▸ **SOURCE PASSAGE**

- Official DVD cover
- Directed by: James Cullen Bressack
- Written by: James Cullen Bressack; Alethea Hnatko-Cho;
- Produced by: Jessica Bennett; James Cullen Bressack; Jarrett Furst; Andre Relis;
- Starring: Jean-Claude Van Damme; Kristanna Loken; Emerson Min; Spencer Breslin; Sticky Fingaz; Shannen Doherty;
- Cinematography: Pascal Combes-Knoke
- Edited by: R.J. Cooper
- Music by: Tim Jones; James T. Sale;
- Production companies: JCB Pictures; Robotic Donut; Sandaled Kid Productions; VMI Worldwide;
- Distributed by: Saban Films
- Release date: May 21, 2024 (VOD);
- Running time: 109 minutes
- Country: United States
- Language: English
- Budget: $5 million
- Box office: $17,324

= Darkness of Man =

Darkness of Man is a 2024 American action thriller film written, directed and co-produced by James Cullen Bressack. It stars Jean-Claude Van Damme, Kristanna Loken, Emerson Min, Spencer Breslin, Sticky Fingaz, and Shannen Doherty (in her final film released during her lifetime). The plot follows Interpol operative Russell Hatch (Van Damme) who witnesses the death of an informant when a seemingly routine raid goes wrong. Years later, he finds himself protecting the informant's son from a group of merciless gangs involved in an all-out turf war.

▸ **RECORDS**
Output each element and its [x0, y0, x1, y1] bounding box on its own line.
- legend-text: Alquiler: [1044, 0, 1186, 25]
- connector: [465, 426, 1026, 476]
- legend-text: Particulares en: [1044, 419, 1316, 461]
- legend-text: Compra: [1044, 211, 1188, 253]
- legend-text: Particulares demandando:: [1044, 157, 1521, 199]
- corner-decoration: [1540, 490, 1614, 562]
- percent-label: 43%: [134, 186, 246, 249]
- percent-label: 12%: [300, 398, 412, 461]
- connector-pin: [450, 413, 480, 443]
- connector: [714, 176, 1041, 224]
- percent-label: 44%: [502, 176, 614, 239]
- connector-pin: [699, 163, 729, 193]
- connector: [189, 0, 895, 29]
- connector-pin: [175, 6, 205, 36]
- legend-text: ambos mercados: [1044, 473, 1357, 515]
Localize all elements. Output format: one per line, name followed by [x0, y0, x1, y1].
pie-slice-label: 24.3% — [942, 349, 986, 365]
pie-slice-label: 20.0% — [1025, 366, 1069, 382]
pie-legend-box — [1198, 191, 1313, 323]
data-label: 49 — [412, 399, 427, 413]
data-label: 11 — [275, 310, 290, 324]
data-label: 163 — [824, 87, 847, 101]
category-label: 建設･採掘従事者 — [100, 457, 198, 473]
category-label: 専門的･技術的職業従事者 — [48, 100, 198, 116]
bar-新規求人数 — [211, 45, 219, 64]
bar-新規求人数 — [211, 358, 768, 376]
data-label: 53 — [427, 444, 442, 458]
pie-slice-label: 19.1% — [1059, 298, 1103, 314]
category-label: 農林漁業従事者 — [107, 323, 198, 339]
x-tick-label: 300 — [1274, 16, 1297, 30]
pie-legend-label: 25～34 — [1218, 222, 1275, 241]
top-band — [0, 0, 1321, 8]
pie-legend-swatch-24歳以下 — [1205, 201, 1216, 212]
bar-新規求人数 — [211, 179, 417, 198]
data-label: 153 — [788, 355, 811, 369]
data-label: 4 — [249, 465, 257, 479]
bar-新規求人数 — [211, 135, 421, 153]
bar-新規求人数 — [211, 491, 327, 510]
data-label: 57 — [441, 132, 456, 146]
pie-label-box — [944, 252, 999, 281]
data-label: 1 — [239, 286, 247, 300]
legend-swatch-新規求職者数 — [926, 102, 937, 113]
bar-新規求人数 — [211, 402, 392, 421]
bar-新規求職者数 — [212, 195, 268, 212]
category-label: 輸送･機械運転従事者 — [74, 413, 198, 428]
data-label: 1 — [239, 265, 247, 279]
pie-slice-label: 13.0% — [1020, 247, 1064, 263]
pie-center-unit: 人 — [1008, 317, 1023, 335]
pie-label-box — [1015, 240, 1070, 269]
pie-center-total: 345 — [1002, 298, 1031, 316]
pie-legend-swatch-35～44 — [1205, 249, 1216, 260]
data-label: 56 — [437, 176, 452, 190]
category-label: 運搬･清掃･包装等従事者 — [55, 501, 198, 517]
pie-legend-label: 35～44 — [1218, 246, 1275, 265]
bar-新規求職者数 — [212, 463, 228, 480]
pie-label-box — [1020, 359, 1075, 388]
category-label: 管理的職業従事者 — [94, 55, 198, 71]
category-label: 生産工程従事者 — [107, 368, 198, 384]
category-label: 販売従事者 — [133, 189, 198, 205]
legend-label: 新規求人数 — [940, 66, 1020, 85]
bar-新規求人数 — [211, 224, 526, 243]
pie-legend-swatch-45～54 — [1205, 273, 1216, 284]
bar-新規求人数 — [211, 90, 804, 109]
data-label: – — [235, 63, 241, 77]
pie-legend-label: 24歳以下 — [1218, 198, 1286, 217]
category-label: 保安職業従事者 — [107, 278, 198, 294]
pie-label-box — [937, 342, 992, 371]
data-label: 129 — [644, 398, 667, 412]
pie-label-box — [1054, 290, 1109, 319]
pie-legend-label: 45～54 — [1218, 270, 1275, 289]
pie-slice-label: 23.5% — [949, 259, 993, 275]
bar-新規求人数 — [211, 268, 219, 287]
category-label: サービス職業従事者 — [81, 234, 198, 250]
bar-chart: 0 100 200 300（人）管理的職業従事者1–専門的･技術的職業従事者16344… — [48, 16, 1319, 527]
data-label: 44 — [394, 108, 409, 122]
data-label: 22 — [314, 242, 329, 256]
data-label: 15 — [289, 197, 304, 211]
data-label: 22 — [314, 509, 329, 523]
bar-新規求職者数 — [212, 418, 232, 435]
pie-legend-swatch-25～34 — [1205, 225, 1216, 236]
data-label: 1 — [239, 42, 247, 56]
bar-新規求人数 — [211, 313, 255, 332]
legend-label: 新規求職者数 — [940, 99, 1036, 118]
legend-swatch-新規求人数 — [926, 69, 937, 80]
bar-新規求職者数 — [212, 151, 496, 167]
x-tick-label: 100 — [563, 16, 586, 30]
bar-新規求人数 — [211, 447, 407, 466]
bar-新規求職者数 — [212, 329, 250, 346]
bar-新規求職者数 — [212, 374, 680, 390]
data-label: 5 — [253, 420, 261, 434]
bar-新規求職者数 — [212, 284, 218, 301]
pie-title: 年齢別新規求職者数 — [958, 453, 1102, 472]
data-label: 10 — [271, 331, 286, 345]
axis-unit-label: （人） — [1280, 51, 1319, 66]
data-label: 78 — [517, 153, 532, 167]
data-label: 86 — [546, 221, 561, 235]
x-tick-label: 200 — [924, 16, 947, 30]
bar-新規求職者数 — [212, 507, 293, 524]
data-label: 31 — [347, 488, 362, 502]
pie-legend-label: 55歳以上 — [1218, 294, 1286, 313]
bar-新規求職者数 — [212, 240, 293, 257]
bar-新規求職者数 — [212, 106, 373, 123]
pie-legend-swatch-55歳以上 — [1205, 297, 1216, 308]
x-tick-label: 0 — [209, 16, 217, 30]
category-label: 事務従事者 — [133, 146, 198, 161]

▸ **EXERCISE INSTRUCTIONS**
a) Duplicate the passage of the Darkness of Man article starting at "Darkness of Man is" and ending at "all-out turf war.".
b) Translate this sentence from the Darkness of Man article into Spanish: "Darkness of Man is a 2024 American action thriller film written, directed and co-produced by James Cullen Bressack."
c) Write the next part of the Darkness of Man article, picking up after its last sentence.
The records stand apart from the Darkness of Man article.

▸ **ANSWERS**
a)
Darkness of Man is a 2024 American action thriller film written, directed and co-produced by James Cullen Bressack. It stars Jean-Claude Van Damme, Kristanna Loken, Emerson Min, Spencer Breslin, Sticky Fingaz, and Shannen Doherty (in her final film released during her lifetime). The plot follows Interpol operative Russell Hatch (Van Damme) who witnesses the death of an informant when a seemingly routine raid goes wrong. Years later, he finds himself protecting the informant's son from a group of merciless gangs involved in an all-out turf war.

b) Darkness of Man es una película estadounidense de acción y suspenso de 2024, escrita, dirigida y coproducida por James Cullen Bressack.

c)
The film was released on VOD on May 21, 2024. It received generally positive reviews from critics.

==Plot==
For two years Russell Hatch (Jean Claude Van Damme), an ex-Interpol agent has lived in darkness within punishing himself for what went wrong on that fateful night two years ago when an informant was killed. Hatch has been fulfilling a promise that he made that night to keep Jayden
(Emerson Min) safe to lookout for him as a father would. Jayden lives with his Grandfather Mr Kim (Ji Yong Lee) who runs a shop in Korea town. Hatch is only a phone call away and is always there if they need him. Jayden`s Uncle Dae Hyun (Peter Jae)) is involved with the gangs of Korea Town, and plays
on Jayden`s youth and him looking up to his lifestyle. Soon an on-going gang war comes to a head, now; Hatch has no choice but to call on the darkness inside. As the turf war gets out of control Hatch will go through anyone who gets in his way of protecting Jayden and his grandfather.

==Production==
In November 2022, it was announced that an action film titled Darkness of Man was in development, with James Cullen Bressack directing, co-producing and co-writing the screenplay. Jean-Claude Van Damme was cast in the lead role as Russell Hatch. In March 2024, with the release of the official trailer, it was revealed that Kristanna Loken, Emerson Min, Spencer Breslin, Sticky Fingaz, and Shannen Doherty had joined the cast.

==Release==
In February 2023, Saban Films acquired distribution rights to the film in the U.S., U.K., Australia, New Zealand, Africa, Spain, and Scandinavia.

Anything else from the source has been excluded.